Scan the material and copy every line in which "this" appears.

Collection entries
>>

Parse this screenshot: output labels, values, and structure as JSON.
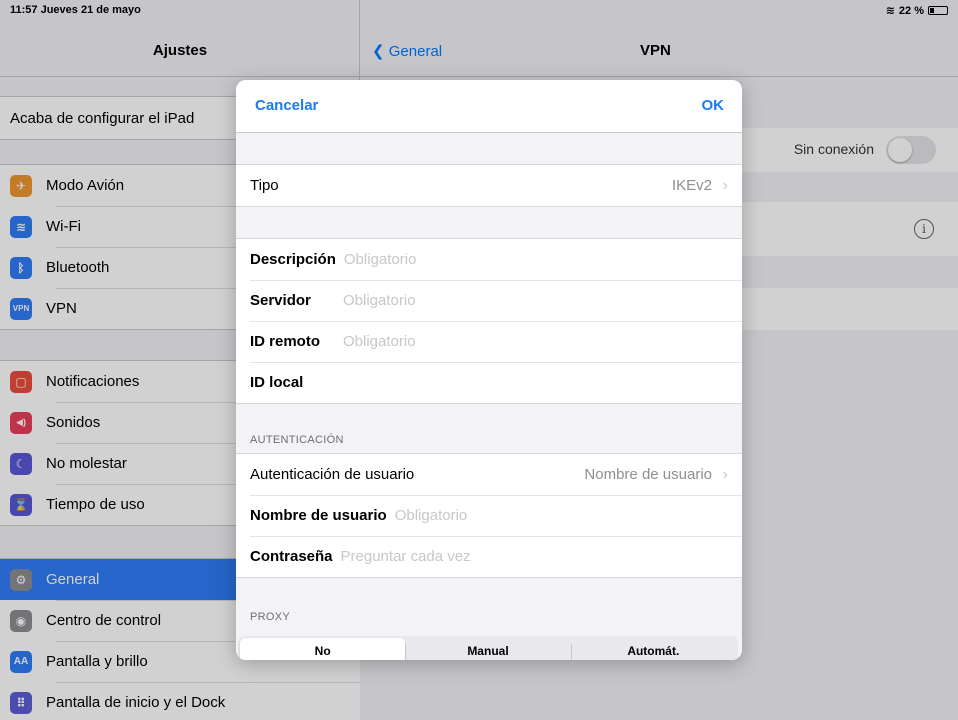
{
  "status": {
    "time_date": "11:57  Jueves 21 de mayo",
    "battery": "22 %"
  },
  "sidebar": {
    "title": "Ajustes",
    "setup": "Acaba de configurar el iPad",
    "group1": [
      {
        "label": "Modo Avión",
        "icon": "airplane-icon",
        "color": "#f0962f",
        "glyph": "✈"
      },
      {
        "label": "Wi-Fi",
        "icon": "wifi-icon",
        "color": "#2f7cf6",
        "glyph": "≋"
      },
      {
        "label": "Bluetooth",
        "icon": "bluetooth-icon",
        "color": "#2f7cf6",
        "glyph": "ᛒ"
      },
      {
        "label": "VPN",
        "icon": "vpn-icon",
        "color": "#2f7cf6",
        "glyph": "VPN"
      }
    ],
    "group2": [
      {
        "label": "Notificaciones",
        "icon": "notifications-icon",
        "color": "#eb4d3d",
        "glyph": "▢"
      },
      {
        "label": "Sonidos",
        "icon": "sounds-icon",
        "color": "#eb3d5b",
        "glyph": "◀)"
      },
      {
        "label": "No molestar",
        "icon": "moon-icon",
        "color": "#5856d6",
        "glyph": "☾"
      },
      {
        "label": "Tiempo de uso",
        "icon": "hourglass-icon",
        "color": "#5856d6",
        "glyph": "⌛"
      }
    ],
    "group3": [
      {
        "label": "General",
        "icon": "gear-icon",
        "color": "#8e8e93",
        "glyph": "⚙"
      },
      {
        "label": "Centro de control",
        "icon": "control-center-icon",
        "color": "#8e8e93",
        "glyph": "◉"
      },
      {
        "label": "Pantalla y brillo",
        "icon": "display-brightness-icon",
        "color": "#2f7cf6",
        "glyph": "AA"
      },
      {
        "label": "Pantalla de inicio y el Dock",
        "icon": "home-screen-icon",
        "color": "#5b5fd6",
        "glyph": "⠿"
      }
    ]
  },
  "detail": {
    "back": "General",
    "title": "VPN",
    "status": "Sin conexión"
  },
  "modal": {
    "cancel": "Cancelar",
    "ok": "OK",
    "tipo": {
      "label": "Tipo",
      "value": "IKEv2"
    },
    "fields": {
      "descripcion": {
        "label": "Descripción",
        "placeholder": "Obligatorio"
      },
      "servidor": {
        "label": "Servidor",
        "placeholder": "Obligatorio"
      },
      "id_remoto": {
        "label": "ID remoto",
        "placeholder": "Obligatorio"
      },
      "id_local": {
        "label": "ID local"
      }
    },
    "auth_section": "AUTENTICACIÓN",
    "auth": {
      "user_auth": {
        "label": "Autenticación de usuario",
        "value": "Nombre de usuario"
      },
      "username": {
        "label": "Nombre de usuario",
        "placeholder": "Obligatorio"
      },
      "password": {
        "label": "Contraseña",
        "placeholder": "Preguntar cada vez"
      }
    },
    "proxy_section": "PROXY",
    "proxy_options": [
      "No",
      "Manual",
      "Automát."
    ],
    "proxy_selected": "No"
  }
}
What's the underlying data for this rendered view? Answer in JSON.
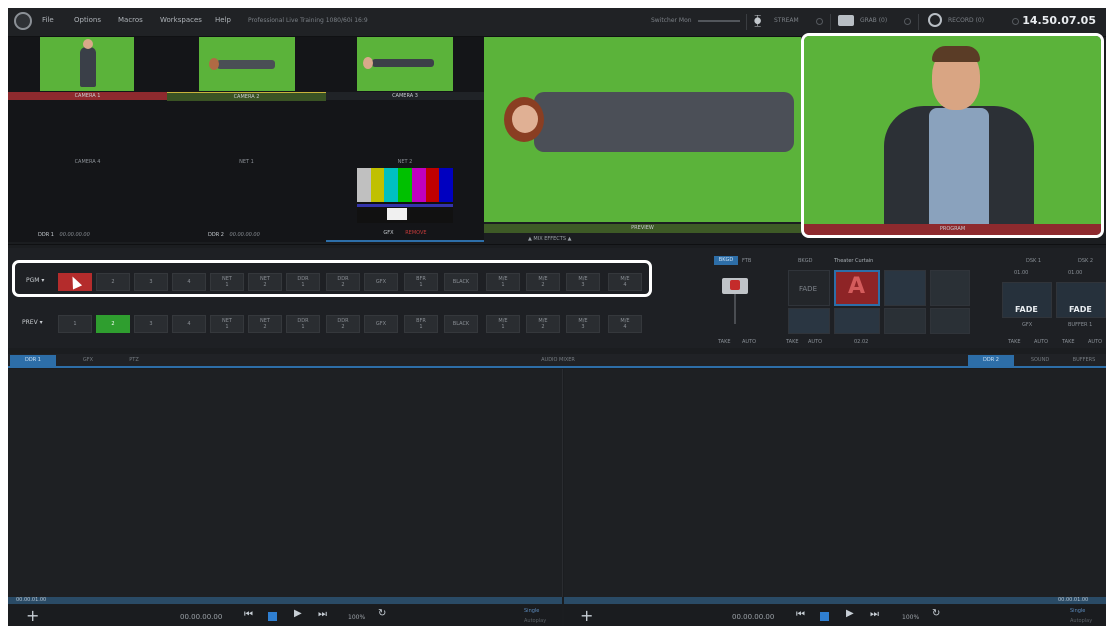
{
  "menubar": {
    "items": [
      "File",
      "Options",
      "Macros",
      "Workspaces",
      "Help"
    ],
    "session": "Professional Live Training  1080/60i 16:9",
    "switcher_mon": "Switcher Mon",
    "stream": "STREAM",
    "grab": "GRAB (0)",
    "record": "RECORD (0)",
    "clock": "14.50.07.05"
  },
  "monitors": {
    "cam1": "CAMERA 1",
    "cam2": "CAMERA 2",
    "cam3": "CAMERA 3",
    "cam4": "CAMERA 4",
    "net1": "NET 1",
    "net2": "NET 2",
    "ddr1": "DDR 1",
    "ddr1_time": "00.00.00.00",
    "ddr2": "DDR 2",
    "ddr2_time": "00.00.00.00",
    "gfx": "GFX",
    "gfx_tag": "REMOVE",
    "preview": "PREVIEW",
    "program": "PROGRAM",
    "mix_effects": "▲ MIX EFFECTS ▲"
  },
  "switcher": {
    "pgm_label": "PGM ▾",
    "prev_label": "PREV ▾",
    "buttons": [
      "1",
      "2",
      "3",
      "4",
      "NET\n1",
      "NET\n2",
      "DDR\n1",
      "DDR\n2",
      "GFX",
      "BFR\n1",
      "BLACK",
      "M/E\n1",
      "M/E\n2",
      "M/E\n3",
      "M/E\n4"
    ]
  },
  "transition": {
    "bkgd": "BKGD",
    "ftb": "FTB",
    "bkgd2": "BKGD",
    "curtain": "Theater Curtain",
    "fade": "FADE",
    "take": "TAKE",
    "auto": "AUTO",
    "duration": "02.02",
    "dsk1": "DSK 1",
    "dsk2": "DSK 2",
    "dsk1_time": "01.00",
    "dsk2_time": "01.00",
    "dsk1_fade": "FADE",
    "dsk2_fade": "FADE",
    "dsk1_src": "GFX",
    "dsk2_src": "BUFFER 1"
  },
  "tabs_left": [
    "DDR 1",
    "GFX",
    "PTZ"
  ],
  "audio_mixer": "AUDIO MIXER",
  "tabs_right": [
    "DDR 2",
    "SOUND",
    "BUFFERS"
  ],
  "ddr_left": {
    "timecode": "00.00.01.00",
    "position": "00.00.00.00",
    "speed": "100%",
    "mode": "Single",
    "mode2": "Autoplay"
  },
  "ddr_right": {
    "timecode": "00.00.01.00",
    "position": "00.00.00.00",
    "speed": "100%",
    "mode": "Single",
    "mode2": "Autoplay"
  },
  "colors": {
    "program_red": "#b42c2c",
    "preview_green": "#2f9e2f",
    "accent_blue": "#2d6ea8",
    "green_screen": "#5bb33a"
  }
}
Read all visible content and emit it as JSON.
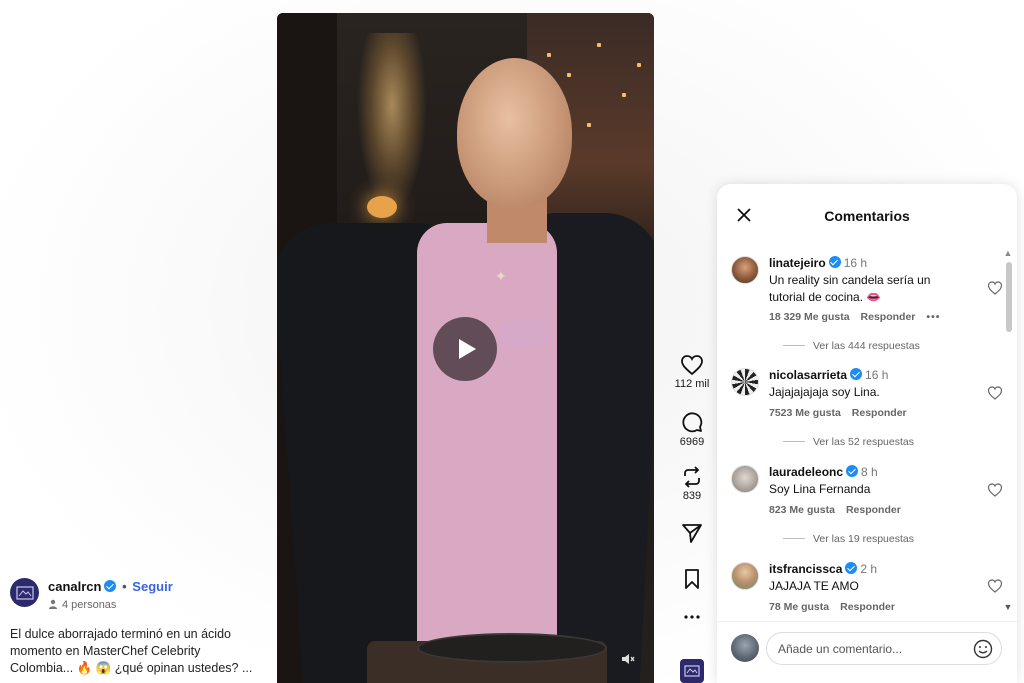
{
  "video": {
    "controls": {
      "play": "play-icon",
      "mute": "muted-speaker-icon"
    }
  },
  "rail": {
    "likes": "112 mil",
    "comments": "6969",
    "reposts": "839"
  },
  "post": {
    "author": "canalrcn",
    "separator": "•",
    "follow_label": "Seguir",
    "audience": "4 personas",
    "caption": "El dulce aborrajado terminó en un ácido momento en MasterChef Celebrity Colombia... 🔥 😱 ¿qué opinan ustedes? ..."
  },
  "comments_panel": {
    "title": "Comentarios",
    "input_placeholder": "Añade un comentario...",
    "comments": [
      {
        "user": "linatejeiro",
        "time": "16 h",
        "text": "Un reality sin candela sería un tutorial de cocina. 👄",
        "likes": "18 329 Me gusta",
        "reply_label": "Responder",
        "more": "•••",
        "replies": "Ver las 444 respuestas"
      },
      {
        "user": "nicolasarrieta",
        "time": "16 h",
        "text": "Jajajajajaja soy Lina.",
        "likes": "7523 Me gusta",
        "reply_label": "Responder",
        "replies": "Ver las 52 respuestas"
      },
      {
        "user": "lauradeleonc",
        "time": "8 h",
        "text": "Soy Lina Fernanda",
        "likes": "823 Me gusta",
        "reply_label": "Responder",
        "replies": "Ver las 19 respuestas"
      },
      {
        "user": "itsfrancissca",
        "time": "2 h",
        "text": "JAJAJA TE AMO",
        "likes": "78 Me gusta",
        "reply_label": "Responder"
      }
    ]
  },
  "colors": {
    "verified": "#1d8cf5",
    "follow_link": "#3b64e0",
    "channel_brand": "#2d2a6b"
  }
}
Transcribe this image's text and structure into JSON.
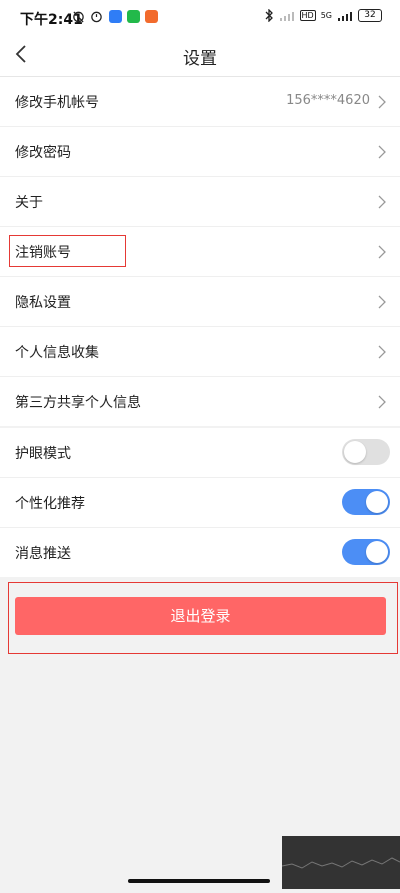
{
  "status_bar": {
    "time": "下午2:41",
    "network": "5G",
    "battery": "32"
  },
  "header": {
    "title": "设置"
  },
  "account_group": [
    {
      "label": "修改手机帐号",
      "value": "156****4620"
    },
    {
      "label": "修改密码"
    },
    {
      "label": "关于"
    },
    {
      "label": "注销账号"
    },
    {
      "label": "隐私设置"
    },
    {
      "label": "个人信息收集"
    },
    {
      "label": "第三方共享个人信息"
    }
  ],
  "toggle_group": [
    {
      "label": "护眼模式",
      "state": "off"
    },
    {
      "label": "个性化推荐",
      "state": "on"
    },
    {
      "label": "消息推送",
      "state": "on"
    }
  ],
  "logout": {
    "label": "退出登录"
  },
  "colors": {
    "accent_toggle": "#4c8ef5",
    "logout_button": "#ff6666",
    "highlight_border": "#e53935"
  }
}
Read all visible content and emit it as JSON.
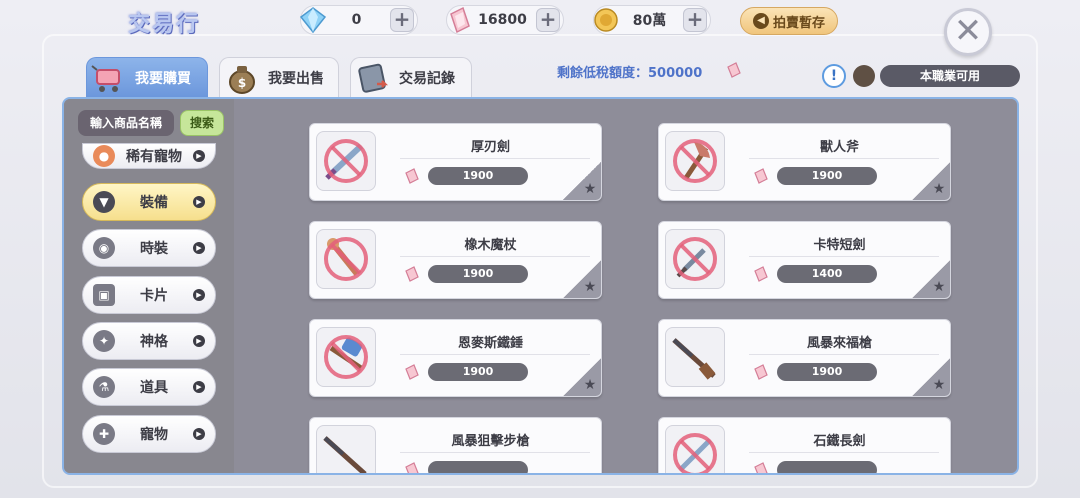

<<

(Expected answer)
Parse this screenshot: output labels, values, and structure as JSON.
What's the underlying data for this rendered view? Answer in JSON.
Transcribe this image's text and structure into JSON.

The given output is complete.